→ **RECORDS PROVIDED**
>>>
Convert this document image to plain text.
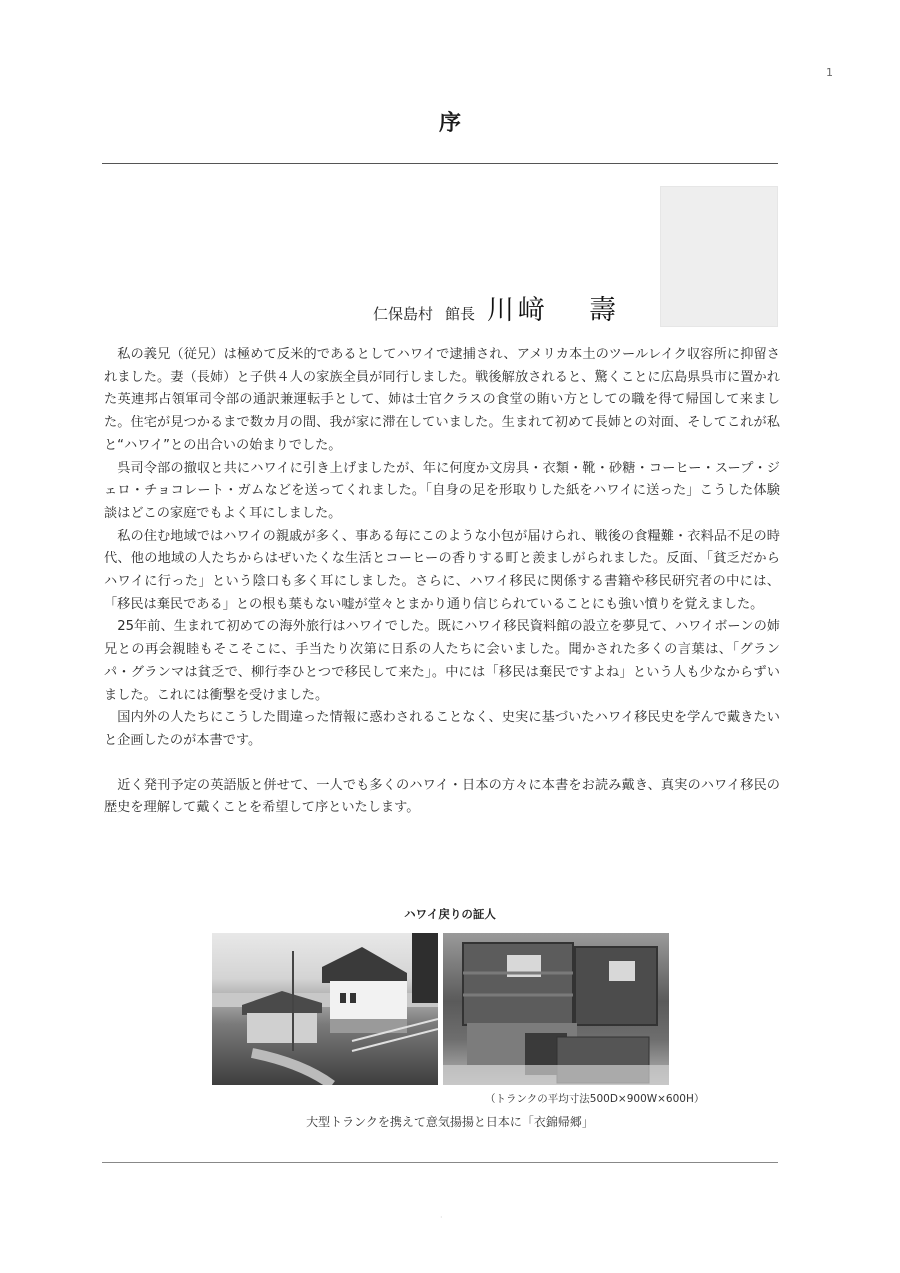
1
序
仁保島村 館長 川﨑 壽

私の義兄（従兄）は極めて反米的であるとしてハワイで逮捕され、アメリカ本土のツールレイク収容所に抑留されました。妻（長姉）と子供４人の家族全員が同行しました。戦後解放されると、驚くことに広島県呉市に置かれた英連邦占領軍司令部の通訳兼運転手として、姉は士官クラスの食堂の賄い方としての職を得て帰国して来ました。住宅が見つかるまで数カ月の間、我が家に滞在していました。生まれて初めて長姉との対面、そしてこれが私と“ハワイ”との出合いの始まりでした。

呉司令部の撤収と共にハワイに引き上げましたが、年に何度か文房具・衣類・靴・砂糖・コーヒー・スープ・ジェロ・チョコレート・ガムなどを送ってくれました。「自身の足を形取りした紙をハワイに送った」こうした体験談はどこの家庭でもよく耳にしました。

私の住む地域ではハワイの親戚が多く、事ある毎にこのような小包が届けられ、戦後の食糧難・衣料品不足の時代、他の地域の人たちからはぜいたくな生活とコーヒーの香りする町と羨ましがられました。反面、「貧乏だからハワイに行った」という陰口も多く耳にしました。さらに、ハワイ移民に関係する書籍や移民研究者の中には、「移民は棄民である」との根も葉もない嘘が堂々とまかり通り信じられていることにも強い憤りを覚えました。

25年前、生まれて初めての海外旅行はハワイでした。既にハワイ移民資料館の設立を夢見て、ハワイボーンの姉兄との再会親睦もそこそこに、手当たり次第に日系の人たちに会いました。聞かされた多くの言葉は、「グランパ・グランマは貧乏で、柳行李ひとつで移民して来た」。中には「移民は棄民ですよね」という人も少なからずいました。これには衝撃を受けました。

国内外の人たちにこうした間違った情報に惑わされることなく、史実に基づいたハワイ移民史を学んで戴きたいと企画したのが本書です。

近く発刊予定の英語版と併せて、一人でも多くのハワイ・日本の方々に本書をお読み戴き、真実のハワイ移民の歴史を理解して戴くことを希望して序といたします。

ハワイ戻りの証人
（トランクの平均寸法500D×900W×600H）
大型トランクを携えて意気揚揚と日本に「衣錦帰郷」
·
<<<
→ **STATED PROBLEM**
Leave out the pictures and copy everything else in the records word for word.

→ **SOLUTION FOR THIS PROBLEM**
Convert this document image to plain text.
1
序
仁保島村 館長 川﨑 壽

私の義兄（従兄）は極めて反米的であるとしてハワイで逮捕され、アメリカ本土のツールレイク収容所に抑留されました。妻（長姉）と子供４人の家族全員が同行しました。戦後解放されると、驚くことに広島県呉市に置かれた英連邦占領軍司令部の通訳兼運転手として、姉は士官クラスの食堂の賄い方としての職を得て帰国して来ました。住宅が見つかるまで数カ月の間、我が家に滞在していました。生まれて初めて長姉との対面、そしてこれが私と“ハワイ”との出合いの始まりでした。

呉司令部の撤収と共にハワイに引き上げましたが、年に何度か文房具・衣類・靴・砂糖・コーヒー・スープ・ジェロ・チョコレート・ガムなどを送ってくれました。「自身の足を形取りした紙をハワイに送った」こうした体験談はどこの家庭でもよく耳にしました。

私の住む地域ではハワイの親戚が多く、事ある毎にこのような小包が届けられ、戦後の食糧難・衣料品不足の時代、他の地域の人たちからはぜいたくな生活とコーヒーの香りする町と羨ましがられました。反面、「貧乏だからハワイに行った」という陰口も多く耳にしました。さらに、ハワイ移民に関係する書籍や移民研究者の中には、「移民は棄民である」との根も葉もない嘘が堂々とまかり通り信じられていることにも強い憤りを覚えました。

25年前、生まれて初めての海外旅行はハワイでした。既にハワイ移民資料館の設立を夢見て、ハワイボーンの姉兄との再会親睦もそこそこに、手当たり次第に日系の人たちに会いました。聞かされた多くの言葉は、「グランパ・グランマは貧乏で、柳行李ひとつで移民して来た」。中には「移民は棄民ですよね」という人も少なからずいました。これには衝撃を受けました。

国内外の人たちにこうした間違った情報に惑わされることなく、史実に基づいたハワイ移民史を学んで戴きたいと企画したのが本書です。

近く発刊予定の英語版と併せて、一人でも多くのハワイ・日本の方々に本書をお読み戴き、真実のハワイ移民の歴史を理解して戴くことを希望して序といたします。

ハワイ戻りの証人
（トランクの平均寸法500D×900W×600H）
大型トランクを携えて意気揚揚と日本に「衣錦帰郷」
·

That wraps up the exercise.